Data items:

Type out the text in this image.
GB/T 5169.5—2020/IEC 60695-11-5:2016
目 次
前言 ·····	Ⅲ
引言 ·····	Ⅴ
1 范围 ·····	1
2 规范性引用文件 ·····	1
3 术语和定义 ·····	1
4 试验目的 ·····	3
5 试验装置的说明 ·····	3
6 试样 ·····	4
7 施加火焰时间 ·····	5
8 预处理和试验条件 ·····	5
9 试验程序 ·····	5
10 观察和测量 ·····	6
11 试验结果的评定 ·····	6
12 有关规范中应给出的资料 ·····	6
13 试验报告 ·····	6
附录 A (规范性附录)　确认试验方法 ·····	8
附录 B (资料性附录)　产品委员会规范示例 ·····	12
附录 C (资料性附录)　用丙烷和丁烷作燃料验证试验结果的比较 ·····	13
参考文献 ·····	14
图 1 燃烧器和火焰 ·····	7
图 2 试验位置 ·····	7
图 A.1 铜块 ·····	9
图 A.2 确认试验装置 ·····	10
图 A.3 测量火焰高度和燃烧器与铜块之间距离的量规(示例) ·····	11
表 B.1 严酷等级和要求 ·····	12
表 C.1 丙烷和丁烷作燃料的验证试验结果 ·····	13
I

# TASK TO CARRY OUT:
Make an exact copy of the listing, including every line.

# ANSWER FOR THIS EXERCISE:
Type out the text in this image.
GB/T 5169.5—2020/IEC 60695-11-5:2016
目 次
前言 ·····	Ⅲ
引言 ·····	Ⅴ
1 范围 ·····	1
2 规范性引用文件 ·····	1
3 术语和定义 ·····	1
4 试验目的 ·····	3
5 试验装置的说明 ·····	3
6 试样 ·····	4
7 施加火焰时间 ·····	5
8 预处理和试验条件 ·····	5
9 试验程序 ·····	5
10 观察和测量 ·····	6
11 试验结果的评定 ·····	6
12 有关规范中应给出的资料 ·····	6
13 试验报告 ·····	6
附录 A (规范性附录)　确认试验方法 ·····	8
附录 B (资料性附录)　产品委员会规范示例 ·····	12
附录 C (资料性附录)　用丙烷和丁烷作燃料验证试验结果的比较 ·····	13
参考文献 ·····	14
图 1 燃烧器和火焰 ·····	7
图 2 试验位置 ·····	7
图 A.1 铜块 ·····	9
图 A.2 确认试验装置 ·····	10
图 A.3 测量火焰高度和燃烧器与铜块之间距离的量规(示例) ·····	11
表 B.1 严酷等级和要求 ·····	12
表 C.1 丙烷和丁烷作燃料的验证试验结果 ·····	13
I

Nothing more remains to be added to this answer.